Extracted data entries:
━━━━
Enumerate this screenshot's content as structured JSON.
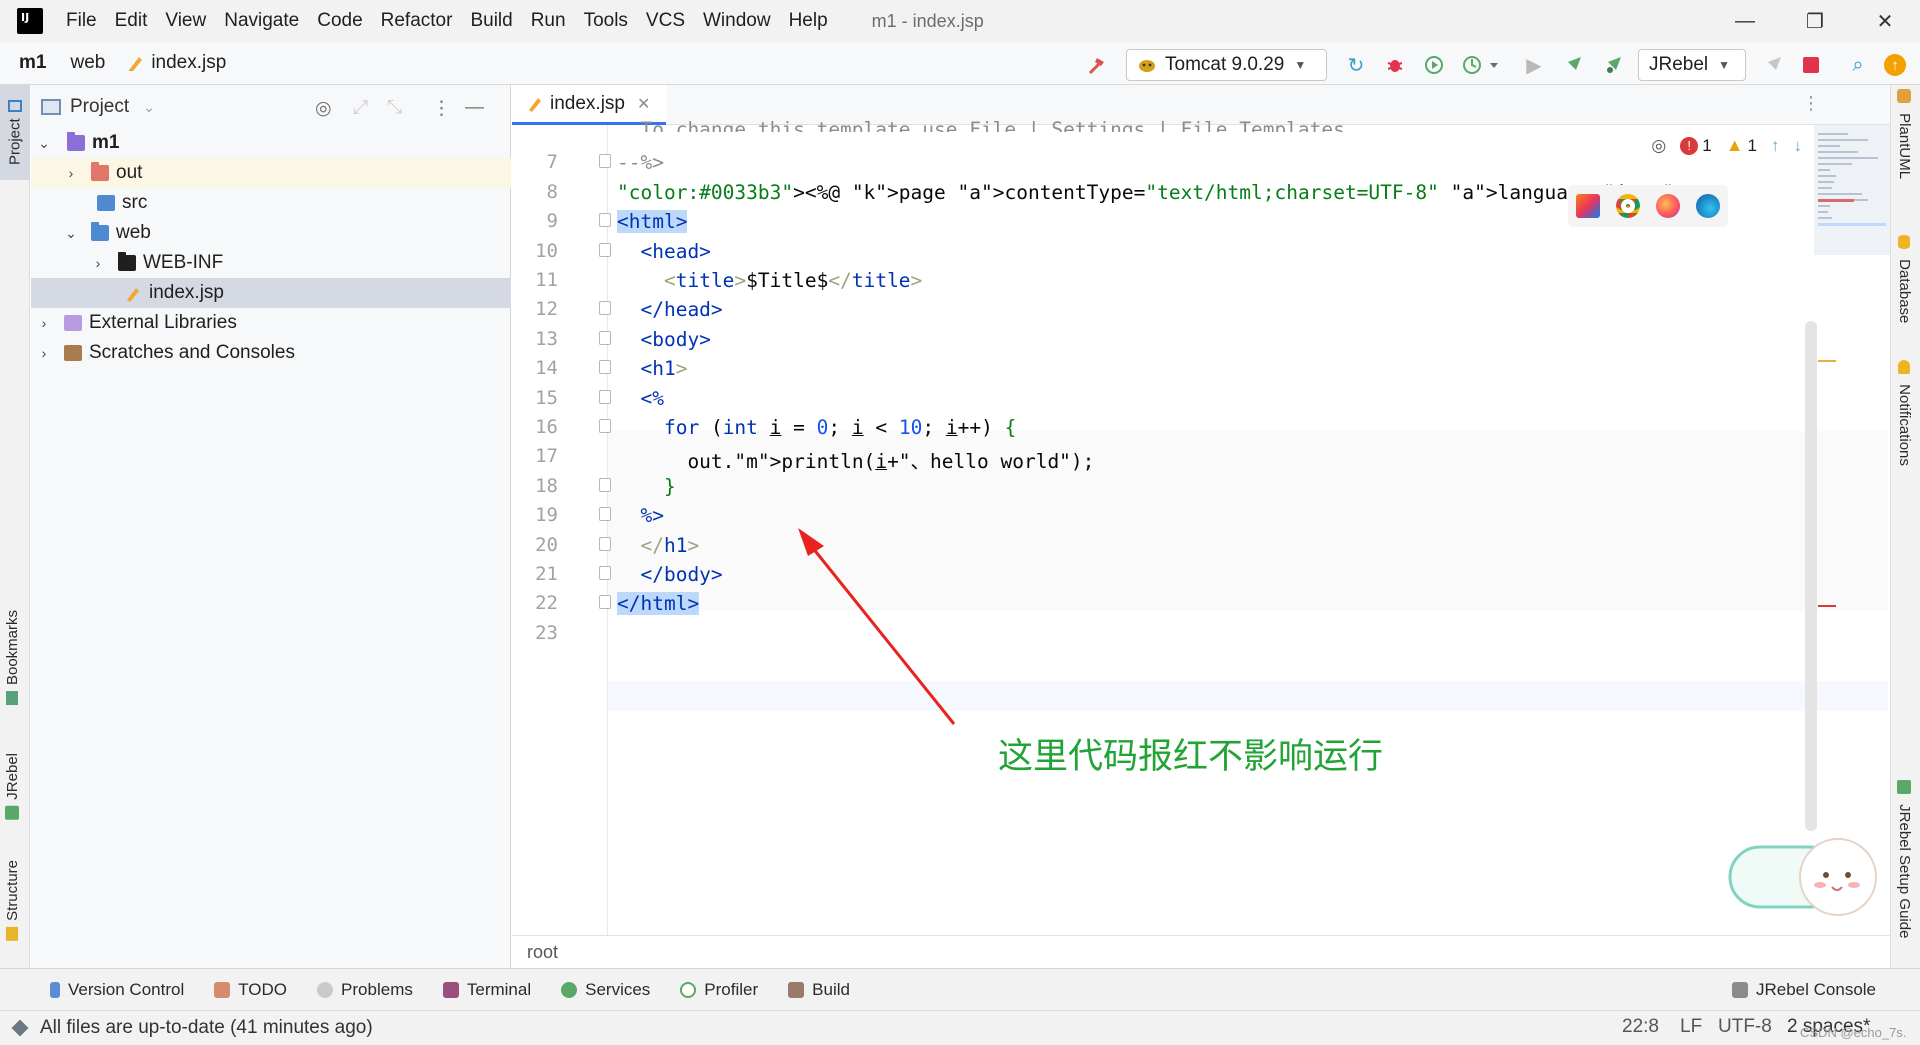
{
  "menubar": {
    "logo_text": "IJ",
    "items": [
      {
        "label": "File"
      },
      {
        "label": "Edit"
      },
      {
        "label": "View"
      },
      {
        "label": "Navigate"
      },
      {
        "label": "Code"
      },
      {
        "label": "Refactor"
      },
      {
        "label": "Build"
      },
      {
        "label": "Run"
      },
      {
        "label": "Tools"
      },
      {
        "label": "VCS"
      },
      {
        "label": "Window"
      },
      {
        "label": "Help"
      }
    ],
    "window_title": "m1 - index.jsp",
    "minimize": "—",
    "restore": "❐",
    "close": "✕"
  },
  "navbar": {
    "project": "m1",
    "folder": "web",
    "file": "index.jsp",
    "run_config": "Tomcat 9.0.29",
    "jrebel": "JRebel"
  },
  "left_stripe": {
    "project": "Project",
    "bookmarks": "Bookmarks",
    "jrebel": "JRebel",
    "structure": "Structure"
  },
  "project_panel": {
    "title": "Project",
    "tree": [
      {
        "label": "m1"
      },
      {
        "label": "out"
      },
      {
        "label": "src"
      },
      {
        "label": "web"
      },
      {
        "label": "WEB-INF"
      },
      {
        "label": "index.jsp"
      },
      {
        "label": "External Libraries"
      },
      {
        "label": "Scratches and Consoles"
      }
    ]
  },
  "editor": {
    "tab_label": "index.jsp",
    "top_partial_line": "  To change this template use File | Settings | File Templates.",
    "line_numbers": [
      "7",
      "8",
      "9",
      "10",
      "11",
      "12",
      "13",
      "14",
      "15",
      "16",
      "17",
      "18",
      "19",
      "20",
      "21",
      "22",
      "23"
    ],
    "lines": [
      "--%>",
      "<%@ page contentType=\"text/html;charset=UTF-8\" language=\"java\" %>",
      "<html>",
      "  <head>",
      "    <title>$Title$</title>",
      "  </head>",
      "  <body>",
      "  <h1>",
      "  <%",
      "    for (int i = 0; i < 10; i++) {",
      "      out.println(i+\"、hello world\");",
      "    }",
      "  %>",
      "  </h1>",
      "  </body>",
      "</html>",
      ""
    ],
    "errors": "1",
    "warnings": "1",
    "breadcrumb": "root"
  },
  "annotation": {
    "text": "这里代码报红不影响运行",
    "color": "#21a335",
    "arrow_color": "#e8231d"
  },
  "right_stripe": {
    "plantuml": "PlantUML",
    "database": "Database",
    "notifications": "Notifications",
    "jrebel_setup": "JRebel Setup Guide"
  },
  "tool_tabs": [
    {
      "label": "Version Control"
    },
    {
      "label": "TODO"
    },
    {
      "label": "Problems"
    },
    {
      "label": "Terminal"
    },
    {
      "label": "Services"
    },
    {
      "label": "Profiler"
    },
    {
      "label": "Build"
    }
  ],
  "jrebel_console": "JRebel Console",
  "status": {
    "message": "All files are up-to-date (41 minutes ago)",
    "position": "22:8",
    "line_sep": "LF",
    "encoding": "UTF-8",
    "indent": "2 spaces*",
    "watermark": "CSDN @echo_7s."
  }
}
━━━━
_The exercise_: Make an exact copy of the listing above. Do not include the pictures.

_Solved exercise_:
Enumerate this screenshot's content as structured JSON.
{
  "menubar": {
    "logo_text": "IJ",
    "items": [
      {
        "label": "File"
      },
      {
        "label": "Edit"
      },
      {
        "label": "View"
      },
      {
        "label": "Navigate"
      },
      {
        "label": "Code"
      },
      {
        "label": "Refactor"
      },
      {
        "label": "Build"
      },
      {
        "label": "Run"
      },
      {
        "label": "Tools"
      },
      {
        "label": "VCS"
      },
      {
        "label": "Window"
      },
      {
        "label": "Help"
      }
    ],
    "window_title": "m1 - index.jsp",
    "minimize": "—",
    "restore": "❐",
    "close": "✕"
  },
  "navbar": {
    "project": "m1",
    "folder": "web",
    "file": "index.jsp",
    "run_config": "Tomcat 9.0.29",
    "jrebel": "JRebel"
  },
  "left_stripe": {
    "project": "Project",
    "bookmarks": "Bookmarks",
    "jrebel": "JRebel",
    "structure": "Structure"
  },
  "project_panel": {
    "title": "Project",
    "tree": [
      {
        "label": "m1"
      },
      {
        "label": "out"
      },
      {
        "label": "src"
      },
      {
        "label": "web"
      },
      {
        "label": "WEB-INF"
      },
      {
        "label": "index.jsp"
      },
      {
        "label": "External Libraries"
      },
      {
        "label": "Scratches and Consoles"
      }
    ]
  },
  "editor": {
    "tab_label": "index.jsp",
    "top_partial_line": "  To change this template use File | Settings | File Templates.",
    "line_numbers": [
      "7",
      "8",
      "9",
      "10",
      "11",
      "12",
      "13",
      "14",
      "15",
      "16",
      "17",
      "18",
      "19",
      "20",
      "21",
      "22",
      "23"
    ],
    "lines": [
      "--%>",
      "<%@ page contentType=\"text/html;charset=UTF-8\" language=\"java\" %>",
      "<html>",
      "  <head>",
      "    <title>$Title$</title>",
      "  </head>",
      "  <body>",
      "  <h1>",
      "  <%",
      "    for (int i = 0; i < 10; i++) {",
      "      out.println(i+\"、hello world\");",
      "    }",
      "  %>",
      "  </h1>",
      "  </body>",
      "</html>",
      ""
    ],
    "errors": "1",
    "warnings": "1",
    "breadcrumb": "root"
  },
  "annotation": {
    "text": "这里代码报红不影响运行",
    "color": "#21a335",
    "arrow_color": "#e8231d"
  },
  "right_stripe": {
    "plantuml": "PlantUML",
    "database": "Database",
    "notifications": "Notifications",
    "jrebel_setup": "JRebel Setup Guide"
  },
  "tool_tabs": [
    {
      "label": "Version Control"
    },
    {
      "label": "TODO"
    },
    {
      "label": "Problems"
    },
    {
      "label": "Terminal"
    },
    {
      "label": "Services"
    },
    {
      "label": "Profiler"
    },
    {
      "label": "Build"
    }
  ],
  "jrebel_console": "JRebel Console",
  "status": {
    "message": "All files are up-to-date (41 minutes ago)",
    "position": "22:8",
    "line_sep": "LF",
    "encoding": "UTF-8",
    "indent": "2 spaces*",
    "watermark": "CSDN @echo_7s."
  }
}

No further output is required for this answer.